> [Exercise details]
Repeat each entry exactly and drop the pictures.

====== Records ======

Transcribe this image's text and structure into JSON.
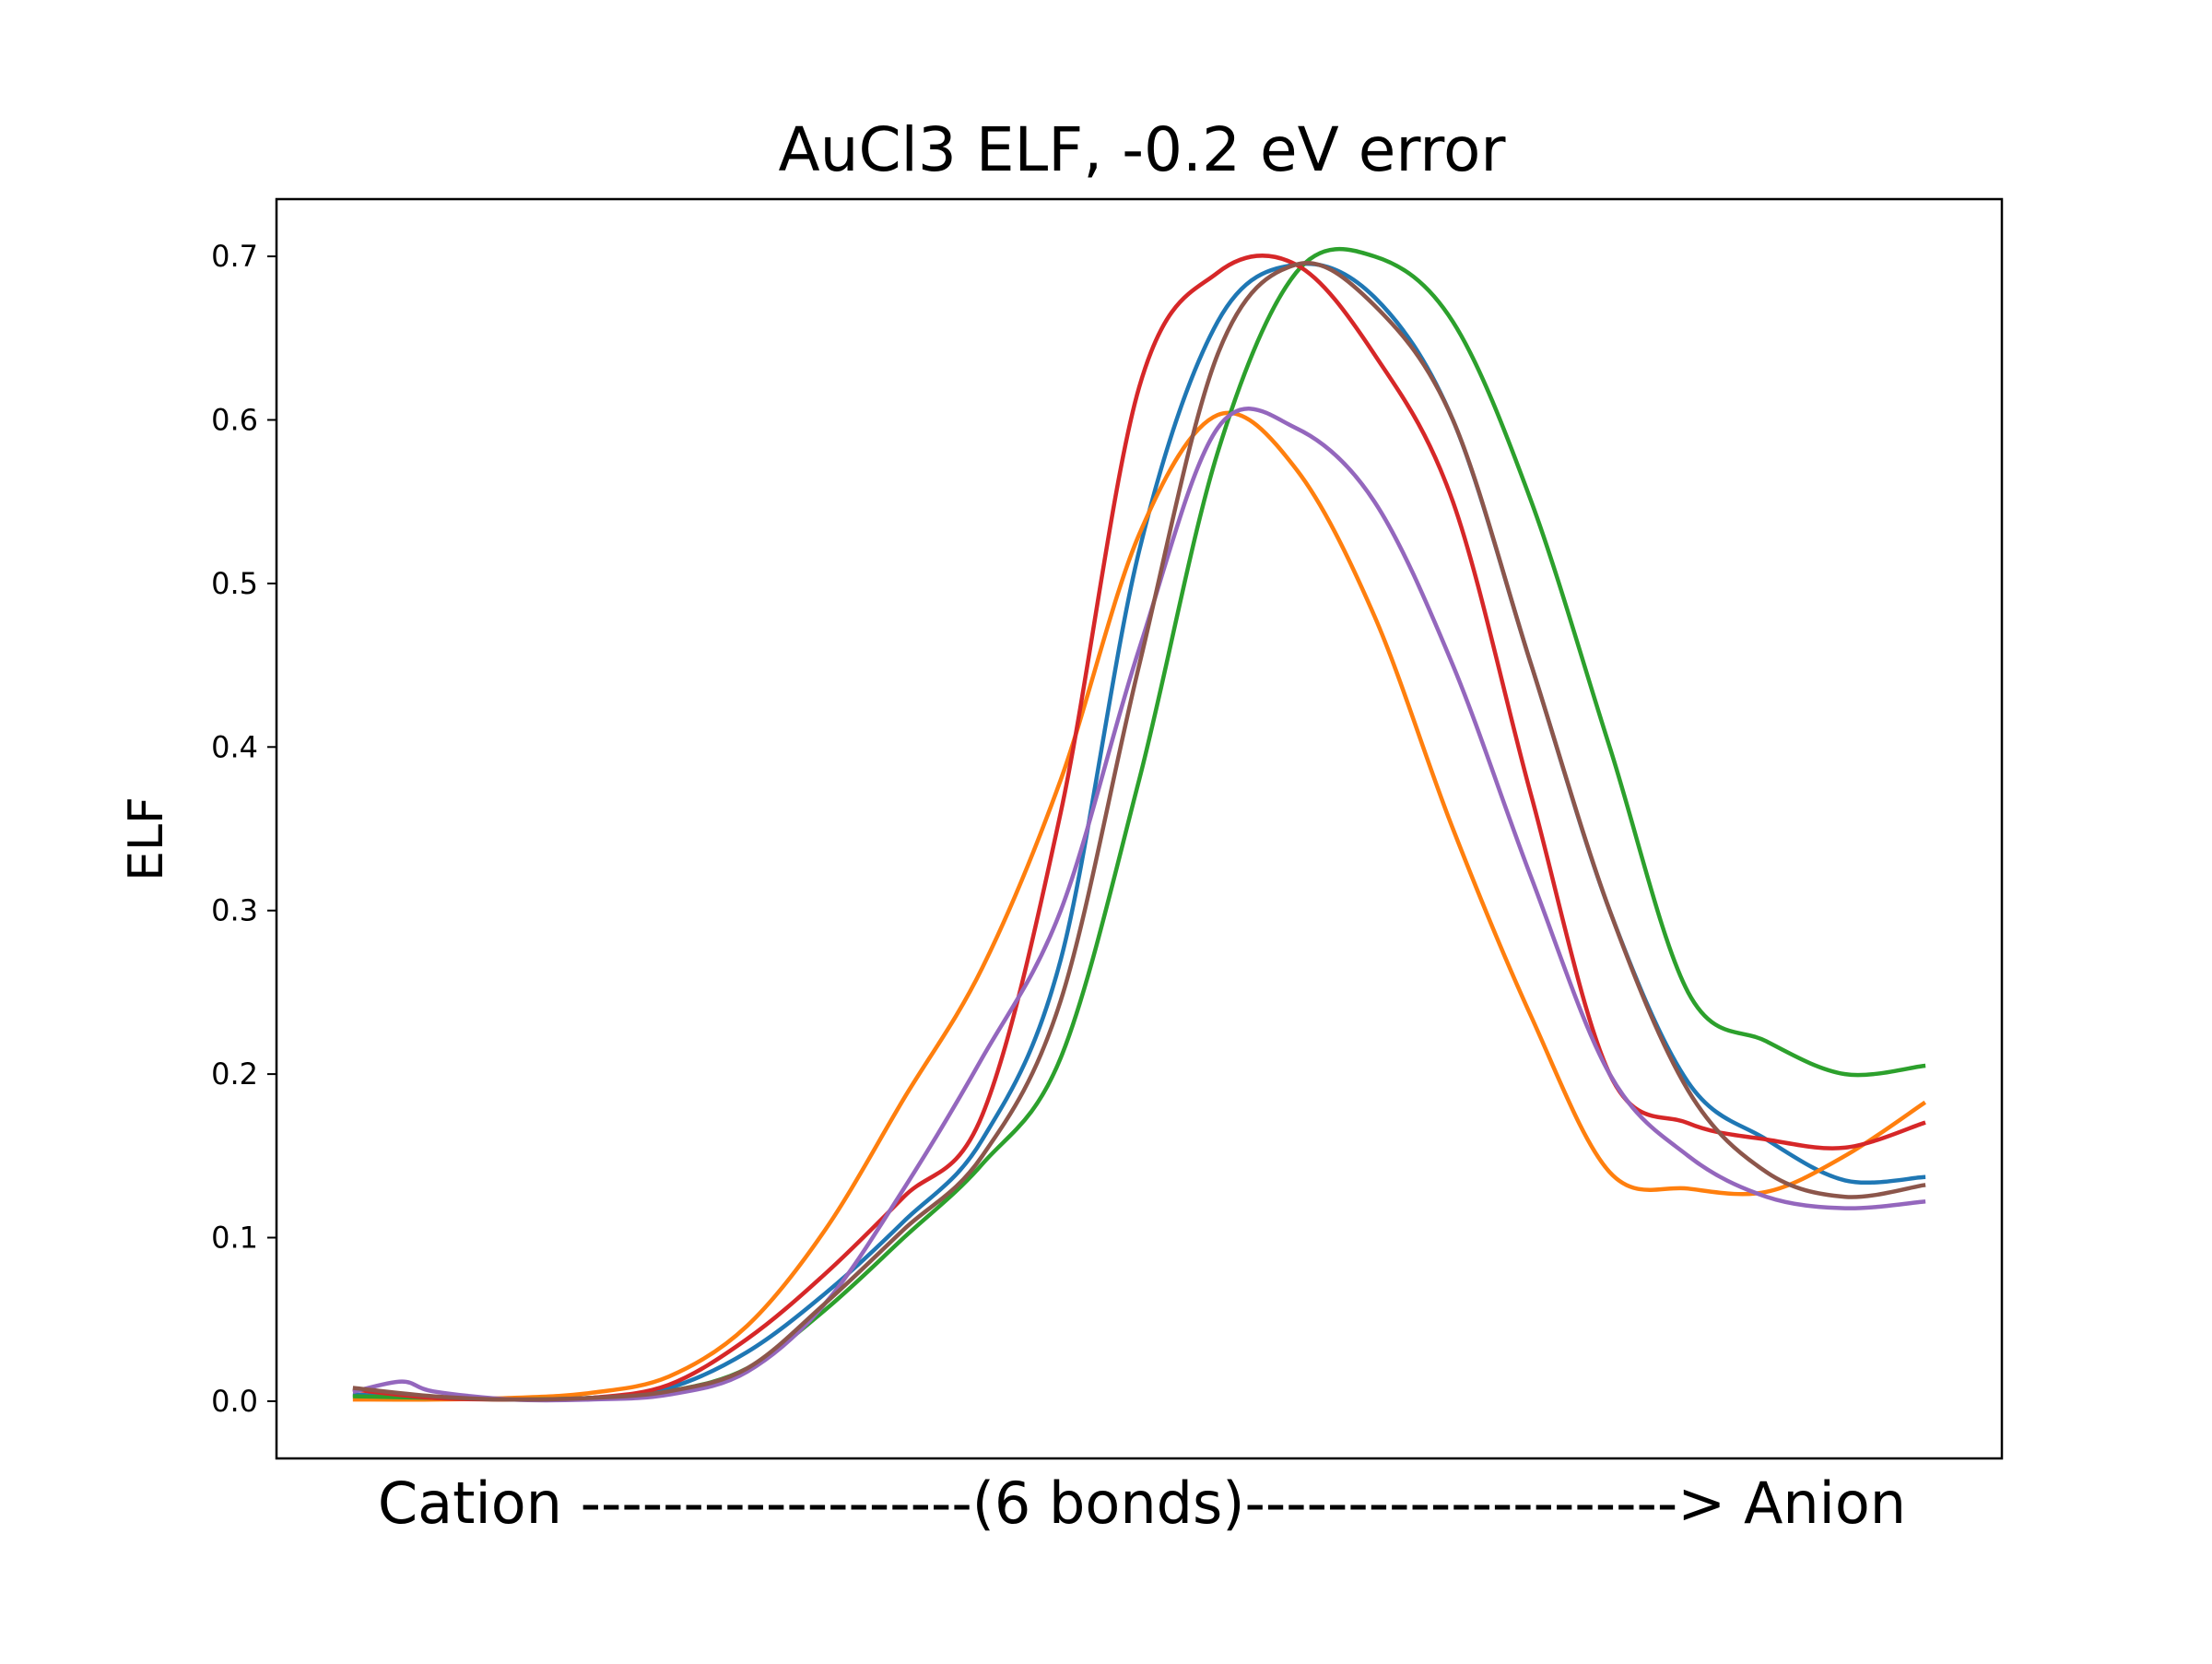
{
  "chart_data": {
    "type": "line",
    "title": "AuCl3 ELF, -0.2 eV error",
    "xlabel": "Cation -------------------(6 bonds)---------------------> Anion",
    "ylabel": "ELF",
    "ylim": [
      -0.035,
      0.735
    ],
    "xlim": [
      -0.05,
      1.05
    ],
    "yticks": [
      "0.0",
      "0.1",
      "0.2",
      "0.3",
      "0.4",
      "0.5",
      "0.6",
      "0.7"
    ],
    "grid": false,
    "legend": "none",
    "series": [
      {
        "color": "#1f77b4",
        "x": [
          0.0,
          0.05,
          0.1,
          0.15,
          0.2,
          0.25,
          0.3,
          0.35,
          0.4,
          0.45,
          0.5,
          0.55,
          0.6,
          0.65,
          0.7,
          0.75,
          0.8,
          0.85,
          0.9,
          0.95,
          1.0
        ],
        "y": [
          0.004,
          0.002,
          0.001,
          0.002,
          0.008,
          0.03,
          0.066,
          0.11,
          0.16,
          0.27,
          0.52,
          0.66,
          0.695,
          0.675,
          0.6,
          0.45,
          0.3,
          0.195,
          0.16,
          0.135,
          0.137
        ]
      },
      {
        "color": "#ff7f0e",
        "x": [
          0.0,
          0.05,
          0.1,
          0.15,
          0.2,
          0.25,
          0.3,
          0.35,
          0.4,
          0.45,
          0.5,
          0.55,
          0.6,
          0.65,
          0.7,
          0.75,
          0.8,
          0.85,
          0.9,
          0.95,
          1.0
        ],
        "y": [
          0.001,
          0.001,
          0.002,
          0.005,
          0.015,
          0.046,
          0.105,
          0.185,
          0.265,
          0.38,
          0.53,
          0.603,
          0.57,
          0.48,
          0.35,
          0.235,
          0.14,
          0.13,
          0.128,
          0.15,
          0.182
        ]
      },
      {
        "color": "#2ca02c",
        "x": [
          0.0,
          0.05,
          0.1,
          0.15,
          0.2,
          0.25,
          0.3,
          0.35,
          0.4,
          0.45,
          0.5,
          0.55,
          0.6,
          0.65,
          0.7,
          0.75,
          0.8,
          0.85,
          0.9,
          0.95,
          1.0
        ],
        "y": [
          0.003,
          0.002,
          0.001,
          0.002,
          0.006,
          0.02,
          0.056,
          0.1,
          0.145,
          0.21,
          0.38,
          0.58,
          0.69,
          0.7,
          0.66,
          0.55,
          0.4,
          0.25,
          0.22,
          0.2,
          0.205
        ]
      },
      {
        "color": "#d62728",
        "x": [
          0.0,
          0.05,
          0.1,
          0.15,
          0.2,
          0.25,
          0.3,
          0.35,
          0.4,
          0.45,
          0.5,
          0.55,
          0.6,
          0.65,
          0.7,
          0.75,
          0.8,
          0.85,
          0.9,
          0.95,
          1.0
        ],
        "y": [
          0.007,
          0.002,
          0.001,
          0.002,
          0.01,
          0.038,
          0.078,
          0.125,
          0.175,
          0.36,
          0.62,
          0.69,
          0.695,
          0.64,
          0.55,
          0.37,
          0.2,
          0.17,
          0.16,
          0.155,
          0.17
        ]
      },
      {
        "color": "#9467bd",
        "x": [
          0.0,
          0.03,
          0.05,
          0.1,
          0.15,
          0.2,
          0.25,
          0.3,
          0.35,
          0.4,
          0.45,
          0.5,
          0.55,
          0.6,
          0.65,
          0.7,
          0.75,
          0.8,
          0.85,
          0.9,
          0.95,
          1.0
        ],
        "y": [
          0.006,
          0.012,
          0.006,
          0.001,
          0.001,
          0.004,
          0.018,
          0.06,
          0.13,
          0.21,
          0.3,
          0.46,
          0.595,
          0.595,
          0.55,
          0.45,
          0.32,
          0.2,
          0.15,
          0.125,
          0.118,
          0.122
        ]
      },
      {
        "color": "#8c564b",
        "x": [
          0.0,
          0.05,
          0.1,
          0.15,
          0.2,
          0.25,
          0.3,
          0.35,
          0.4,
          0.45,
          0.5,
          0.55,
          0.6,
          0.65,
          0.7,
          0.75,
          0.8,
          0.85,
          0.9,
          0.95,
          1.0
        ],
        "y": [
          0.008,
          0.003,
          0.001,
          0.002,
          0.006,
          0.02,
          0.06,
          0.105,
          0.15,
          0.245,
          0.45,
          0.64,
          0.695,
          0.67,
          0.6,
          0.45,
          0.3,
          0.19,
          0.14,
          0.125,
          0.132
        ]
      }
    ]
  }
}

======

> [The response]
Transcribe this image's text and structure into JSON.
{
  "chart_data": {
    "type": "line",
    "title": "AuCl3 ELF, -0.2 eV error",
    "xlabel": "Cation -------------------(6 bonds)---------------------> Anion",
    "ylabel": "ELF",
    "ylim": [
      -0.035,
      0.735
    ],
    "xlim": [
      -0.05,
      1.05
    ],
    "yticks": [
      "0.0",
      "0.1",
      "0.2",
      "0.3",
      "0.4",
      "0.5",
      "0.6",
      "0.7"
    ],
    "grid": false,
    "legend": "none",
    "series": [
      {
        "color": "#1f77b4",
        "x": [
          0.0,
          0.05,
          0.1,
          0.15,
          0.2,
          0.25,
          0.3,
          0.35,
          0.4,
          0.45,
          0.5,
          0.55,
          0.6,
          0.65,
          0.7,
          0.75,
          0.8,
          0.85,
          0.9,
          0.95,
          1.0
        ],
        "y": [
          0.004,
          0.002,
          0.001,
          0.002,
          0.008,
          0.03,
          0.066,
          0.11,
          0.16,
          0.27,
          0.52,
          0.66,
          0.695,
          0.675,
          0.6,
          0.45,
          0.3,
          0.195,
          0.16,
          0.135,
          0.137
        ]
      },
      {
        "color": "#ff7f0e",
        "x": [
          0.0,
          0.05,
          0.1,
          0.15,
          0.2,
          0.25,
          0.3,
          0.35,
          0.4,
          0.45,
          0.5,
          0.55,
          0.6,
          0.65,
          0.7,
          0.75,
          0.8,
          0.85,
          0.9,
          0.95,
          1.0
        ],
        "y": [
          0.001,
          0.001,
          0.002,
          0.005,
          0.015,
          0.046,
          0.105,
          0.185,
          0.265,
          0.38,
          0.53,
          0.603,
          0.57,
          0.48,
          0.35,
          0.235,
          0.14,
          0.13,
          0.128,
          0.15,
          0.182
        ]
      },
      {
        "color": "#2ca02c",
        "x": [
          0.0,
          0.05,
          0.1,
          0.15,
          0.2,
          0.25,
          0.3,
          0.35,
          0.4,
          0.45,
          0.5,
          0.55,
          0.6,
          0.65,
          0.7,
          0.75,
          0.8,
          0.85,
          0.9,
          0.95,
          1.0
        ],
        "y": [
          0.003,
          0.002,
          0.001,
          0.002,
          0.006,
          0.02,
          0.056,
          0.1,
          0.145,
          0.21,
          0.38,
          0.58,
          0.69,
          0.7,
          0.66,
          0.55,
          0.4,
          0.25,
          0.22,
          0.2,
          0.205
        ]
      },
      {
        "color": "#d62728",
        "x": [
          0.0,
          0.05,
          0.1,
          0.15,
          0.2,
          0.25,
          0.3,
          0.35,
          0.4,
          0.45,
          0.5,
          0.55,
          0.6,
          0.65,
          0.7,
          0.75,
          0.8,
          0.85,
          0.9,
          0.95,
          1.0
        ],
        "y": [
          0.007,
          0.002,
          0.001,
          0.002,
          0.01,
          0.038,
          0.078,
          0.125,
          0.175,
          0.36,
          0.62,
          0.69,
          0.695,
          0.64,
          0.55,
          0.37,
          0.2,
          0.17,
          0.16,
          0.155,
          0.17
        ]
      },
      {
        "color": "#9467bd",
        "x": [
          0.0,
          0.03,
          0.05,
          0.1,
          0.15,
          0.2,
          0.25,
          0.3,
          0.35,
          0.4,
          0.45,
          0.5,
          0.55,
          0.6,
          0.65,
          0.7,
          0.75,
          0.8,
          0.85,
          0.9,
          0.95,
          1.0
        ],
        "y": [
          0.006,
          0.012,
          0.006,
          0.001,
          0.001,
          0.004,
          0.018,
          0.06,
          0.13,
          0.21,
          0.3,
          0.46,
          0.595,
          0.595,
          0.55,
          0.45,
          0.32,
          0.2,
          0.15,
          0.125,
          0.118,
          0.122
        ]
      },
      {
        "color": "#8c564b",
        "x": [
          0.0,
          0.05,
          0.1,
          0.15,
          0.2,
          0.25,
          0.3,
          0.35,
          0.4,
          0.45,
          0.5,
          0.55,
          0.6,
          0.65,
          0.7,
          0.75,
          0.8,
          0.85,
          0.9,
          0.95,
          1.0
        ],
        "y": [
          0.008,
          0.003,
          0.001,
          0.002,
          0.006,
          0.02,
          0.06,
          0.105,
          0.15,
          0.245,
          0.45,
          0.64,
          0.695,
          0.67,
          0.6,
          0.45,
          0.3,
          0.19,
          0.14,
          0.125,
          0.132
        ]
      }
    ]
  }
}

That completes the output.